— start of Data for this task —
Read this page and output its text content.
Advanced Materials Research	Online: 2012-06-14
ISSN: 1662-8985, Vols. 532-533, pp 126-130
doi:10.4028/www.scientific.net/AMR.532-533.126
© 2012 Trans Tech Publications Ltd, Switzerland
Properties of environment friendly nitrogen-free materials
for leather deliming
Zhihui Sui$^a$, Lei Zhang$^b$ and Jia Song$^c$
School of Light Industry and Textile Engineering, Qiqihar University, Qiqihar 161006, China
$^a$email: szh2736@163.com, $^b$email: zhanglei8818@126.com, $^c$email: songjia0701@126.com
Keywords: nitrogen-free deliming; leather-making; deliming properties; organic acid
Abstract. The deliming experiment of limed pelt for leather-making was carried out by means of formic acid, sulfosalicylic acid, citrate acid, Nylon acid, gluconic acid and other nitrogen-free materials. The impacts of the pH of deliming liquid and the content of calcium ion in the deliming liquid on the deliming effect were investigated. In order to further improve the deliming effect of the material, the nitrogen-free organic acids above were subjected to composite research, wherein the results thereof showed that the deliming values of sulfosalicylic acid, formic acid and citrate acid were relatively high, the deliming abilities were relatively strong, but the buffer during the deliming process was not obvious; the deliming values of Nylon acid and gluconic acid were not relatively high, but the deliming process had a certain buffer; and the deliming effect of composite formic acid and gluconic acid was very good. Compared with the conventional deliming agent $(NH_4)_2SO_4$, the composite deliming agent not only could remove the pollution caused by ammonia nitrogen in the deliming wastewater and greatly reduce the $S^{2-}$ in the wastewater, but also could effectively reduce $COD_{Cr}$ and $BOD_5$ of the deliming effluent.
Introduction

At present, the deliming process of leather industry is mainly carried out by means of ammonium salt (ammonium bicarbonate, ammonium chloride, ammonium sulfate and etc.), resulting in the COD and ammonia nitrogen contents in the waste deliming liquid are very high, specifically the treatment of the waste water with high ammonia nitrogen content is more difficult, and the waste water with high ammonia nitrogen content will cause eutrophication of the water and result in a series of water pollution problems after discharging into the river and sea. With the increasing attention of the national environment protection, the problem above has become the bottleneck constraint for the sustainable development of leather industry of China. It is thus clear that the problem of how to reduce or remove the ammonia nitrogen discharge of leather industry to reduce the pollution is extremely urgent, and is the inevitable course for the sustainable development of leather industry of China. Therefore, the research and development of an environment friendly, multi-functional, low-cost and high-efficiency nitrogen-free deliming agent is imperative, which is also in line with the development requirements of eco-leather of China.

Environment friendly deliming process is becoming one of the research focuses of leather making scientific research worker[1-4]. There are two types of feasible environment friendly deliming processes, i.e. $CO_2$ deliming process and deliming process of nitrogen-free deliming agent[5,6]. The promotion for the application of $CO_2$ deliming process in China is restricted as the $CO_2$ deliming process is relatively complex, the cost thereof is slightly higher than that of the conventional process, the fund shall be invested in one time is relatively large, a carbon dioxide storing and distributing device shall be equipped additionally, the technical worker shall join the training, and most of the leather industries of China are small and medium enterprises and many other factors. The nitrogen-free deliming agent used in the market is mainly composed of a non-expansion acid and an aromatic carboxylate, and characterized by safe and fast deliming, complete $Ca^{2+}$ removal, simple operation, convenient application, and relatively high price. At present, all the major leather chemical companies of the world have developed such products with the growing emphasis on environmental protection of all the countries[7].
— end of Data for this task —
### [Task statement]
Extract the full set of entries word for word.

### [Response]
Read this page and output its text content.
Advanced Materials Research	Online: 2012-06-14
ISSN: 1662-8985, Vols. 532-533, pp 126-130
doi:10.4028/www.scientific.net/AMR.532-533.126
© 2012 Trans Tech Publications Ltd, Switzerland
Properties of environment friendly nitrogen-free materials
for leather deliming
Zhihui Sui$^a$, Lei Zhang$^b$ and Jia Song$^c$
School of Light Industry and Textile Engineering, Qiqihar University, Qiqihar 161006, China
$^a$email: szh2736@163.com, $^b$email: zhanglei8818@126.com, $^c$email: songjia0701@126.com
Keywords: nitrogen-free deliming; leather-making; deliming properties; organic acid
Abstract. The deliming experiment of limed pelt for leather-making was carried out by means of formic acid, sulfosalicylic acid, citrate acid, Nylon acid, gluconic acid and other nitrogen-free materials. The impacts of the pH of deliming liquid and the content of calcium ion in the deliming liquid on the deliming effect were investigated. In order to further improve the deliming effect of the material, the nitrogen-free organic acids above were subjected to composite research, wherein the results thereof showed that the deliming values of sulfosalicylic acid, formic acid and citrate acid were relatively high, the deliming abilities were relatively strong, but the buffer during the deliming process was not obvious; the deliming values of Nylon acid and gluconic acid were not relatively high, but the deliming process had a certain buffer; and the deliming effect of composite formic acid and gluconic acid was very good. Compared with the conventional deliming agent $(NH_4)_2SO_4$, the composite deliming agent not only could remove the pollution caused by ammonia nitrogen in the deliming wastewater and greatly reduce the $S^{2-}$ in the wastewater, but also could effectively reduce $COD_{Cr}$ and $BOD_5$ of the deliming effluent.
Introduction

At present, the deliming process of leather industry is mainly carried out by means of ammonium salt (ammonium bicarbonate, ammonium chloride, ammonium sulfate and etc.), resulting in the COD and ammonia nitrogen contents in the waste deliming liquid are very high, specifically the treatment of the waste water with high ammonia nitrogen content is more difficult, and the waste water with high ammonia nitrogen content will cause eutrophication of the water and result in a series of water pollution problems after discharging into the river and sea. With the increasing attention of the national environment protection, the problem above has become the bottleneck constraint for the sustainable development of leather industry of China. It is thus clear that the problem of how to reduce or remove the ammonia nitrogen discharge of leather industry to reduce the pollution is extremely urgent, and is the inevitable course for the sustainable development of leather industry of China. Therefore, the research and development of an environment friendly, multi-functional, low-cost and high-efficiency nitrogen-free deliming agent is imperative, which is also in line with the development requirements of eco-leather of China.

Environment friendly deliming process is becoming one of the research focuses of leather making scientific research worker[1-4]. There are two types of feasible environment friendly deliming processes, i.e. $CO_2$ deliming process and deliming process of nitrogen-free deliming agent[5,6]. The promotion for the application of $CO_2$ deliming process in China is restricted as the $CO_2$ deliming process is relatively complex, the cost thereof is slightly higher than that of the conventional process, the fund shall be invested in one time is relatively large, a carbon dioxide storing and distributing device shall be equipped additionally, the technical worker shall join the training, and most of the leather industries of China are small and medium enterprises and many other factors. The nitrogen-free deliming agent used in the market is mainly composed of a non-expansion acid and an aromatic carboxylate, and characterized by safe and fast deliming, complete $Ca^{2+}$ removal, simple operation, convenient application, and relatively high price. At present, all the major leather chemical companies of the world have developed such products with the growing emphasis on environmental protection of all the countries[7].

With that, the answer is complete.